**Work instructions**
Only the lines holding the string "found" are needed. Copy each one.

**Provided data**

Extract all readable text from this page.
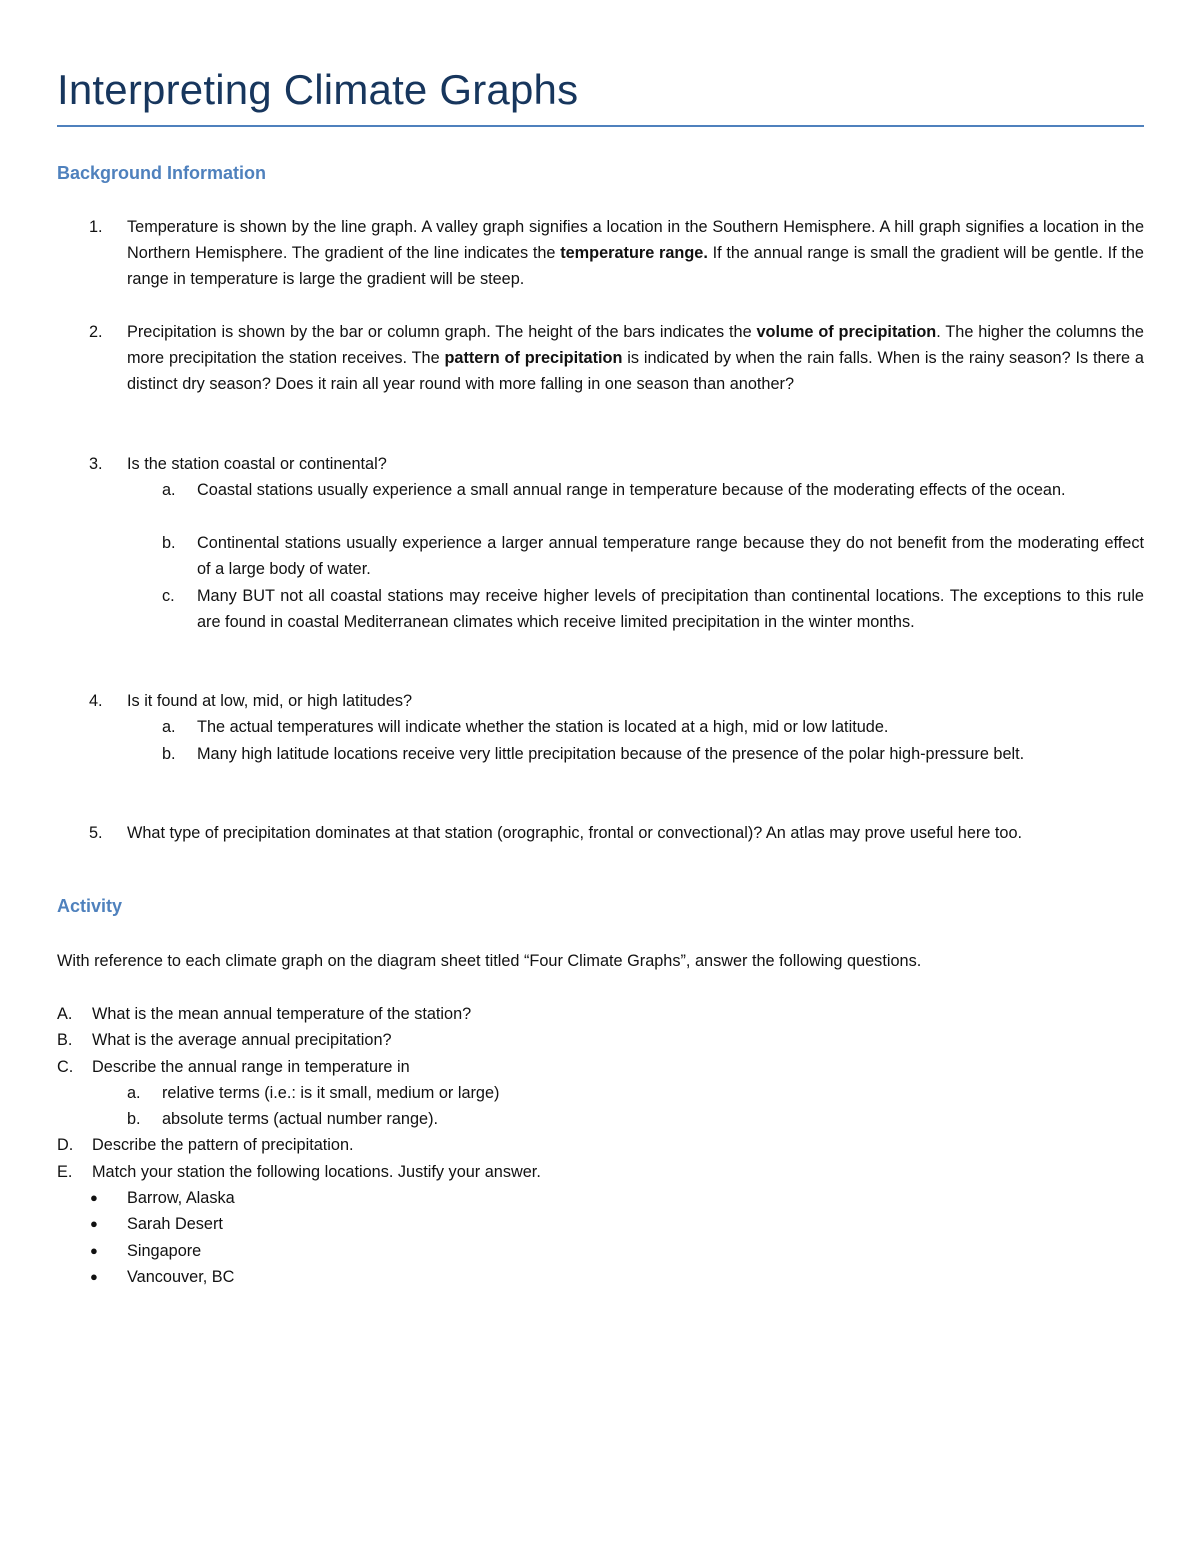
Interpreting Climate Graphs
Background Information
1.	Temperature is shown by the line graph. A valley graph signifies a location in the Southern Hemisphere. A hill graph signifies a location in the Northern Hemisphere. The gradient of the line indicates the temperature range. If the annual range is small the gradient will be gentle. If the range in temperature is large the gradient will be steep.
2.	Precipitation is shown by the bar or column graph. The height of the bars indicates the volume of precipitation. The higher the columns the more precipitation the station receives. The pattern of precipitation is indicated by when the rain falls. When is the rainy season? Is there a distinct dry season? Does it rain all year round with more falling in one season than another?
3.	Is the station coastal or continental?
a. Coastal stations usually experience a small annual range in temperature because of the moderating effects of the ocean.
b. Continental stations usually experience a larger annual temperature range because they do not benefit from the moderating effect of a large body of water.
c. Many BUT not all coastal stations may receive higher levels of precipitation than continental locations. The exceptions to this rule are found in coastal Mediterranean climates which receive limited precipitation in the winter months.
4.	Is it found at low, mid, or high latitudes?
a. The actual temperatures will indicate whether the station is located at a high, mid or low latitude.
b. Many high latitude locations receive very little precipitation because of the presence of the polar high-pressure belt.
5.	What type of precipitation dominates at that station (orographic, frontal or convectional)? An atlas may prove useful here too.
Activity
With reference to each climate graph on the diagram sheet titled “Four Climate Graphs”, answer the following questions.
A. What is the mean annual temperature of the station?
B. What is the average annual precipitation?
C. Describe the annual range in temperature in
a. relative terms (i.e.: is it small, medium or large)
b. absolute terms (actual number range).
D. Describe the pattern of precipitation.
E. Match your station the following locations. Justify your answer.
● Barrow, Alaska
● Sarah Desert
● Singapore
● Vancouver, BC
...
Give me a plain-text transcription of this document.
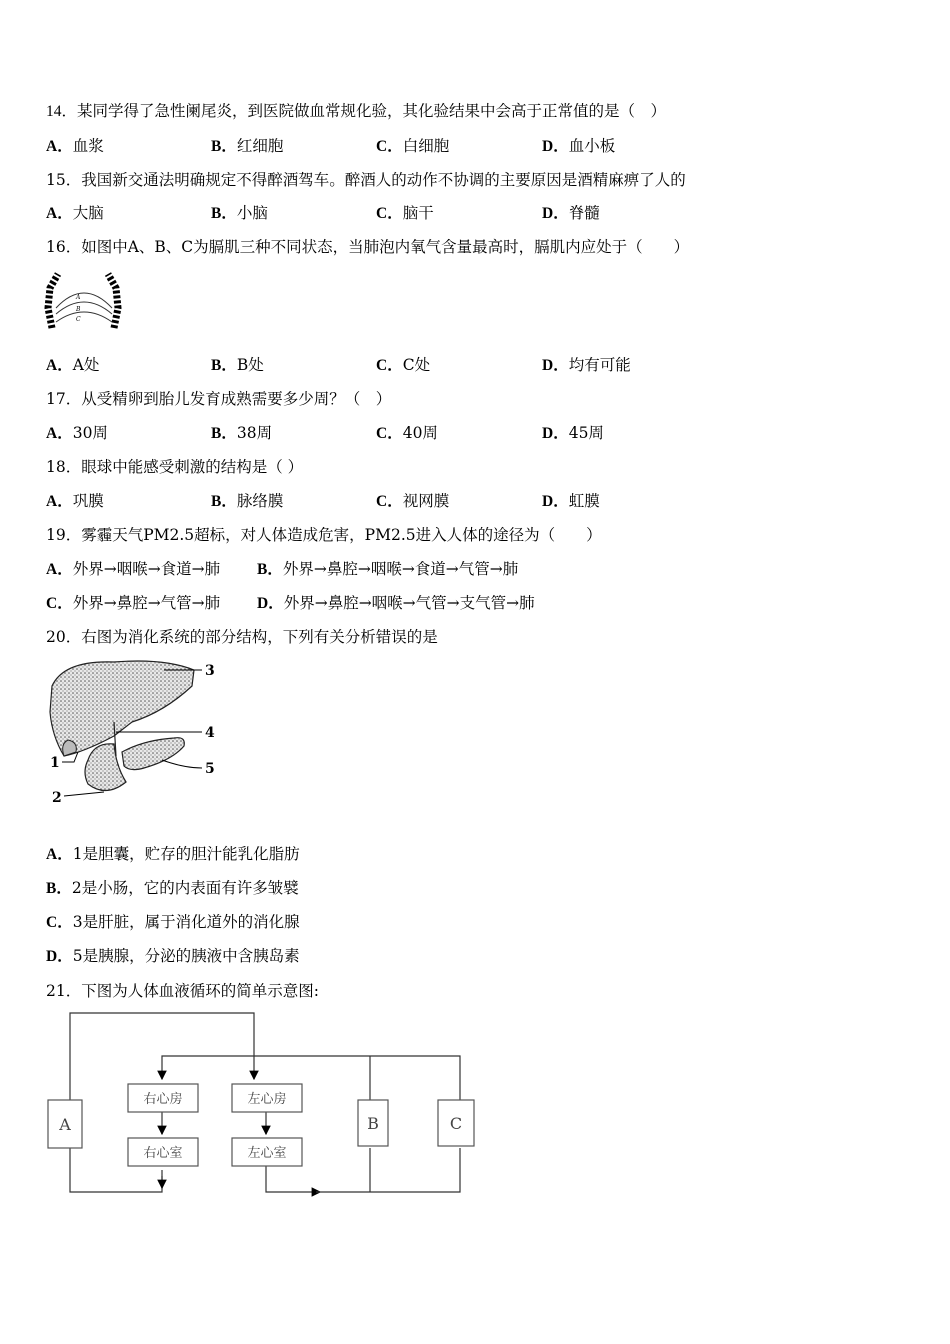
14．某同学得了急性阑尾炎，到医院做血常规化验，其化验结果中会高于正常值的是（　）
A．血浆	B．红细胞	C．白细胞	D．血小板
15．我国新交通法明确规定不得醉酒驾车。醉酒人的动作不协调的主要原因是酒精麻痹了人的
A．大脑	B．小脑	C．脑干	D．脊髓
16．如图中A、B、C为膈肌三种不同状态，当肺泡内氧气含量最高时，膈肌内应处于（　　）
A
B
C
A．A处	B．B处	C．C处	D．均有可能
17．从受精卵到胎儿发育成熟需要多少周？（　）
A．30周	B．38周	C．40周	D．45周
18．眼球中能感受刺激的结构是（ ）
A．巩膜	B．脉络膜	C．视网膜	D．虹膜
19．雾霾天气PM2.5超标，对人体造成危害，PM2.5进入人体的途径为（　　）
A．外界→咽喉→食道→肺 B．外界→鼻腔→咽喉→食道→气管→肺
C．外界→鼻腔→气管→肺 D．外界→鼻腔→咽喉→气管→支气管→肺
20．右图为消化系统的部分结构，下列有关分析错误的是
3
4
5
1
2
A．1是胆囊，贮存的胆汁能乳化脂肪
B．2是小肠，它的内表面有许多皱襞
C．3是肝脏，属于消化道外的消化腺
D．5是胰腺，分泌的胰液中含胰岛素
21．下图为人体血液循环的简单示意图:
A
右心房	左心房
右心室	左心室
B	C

**Solution to this exercise**
c. Many BUT not all coastal stations may receive higher levels of precipitation than continental locations. The exceptions to this rule are found in coastal Mediterranean climates which receive limited precipitation in the winter months.
4.	Is it found at low, mid, or high latitudes?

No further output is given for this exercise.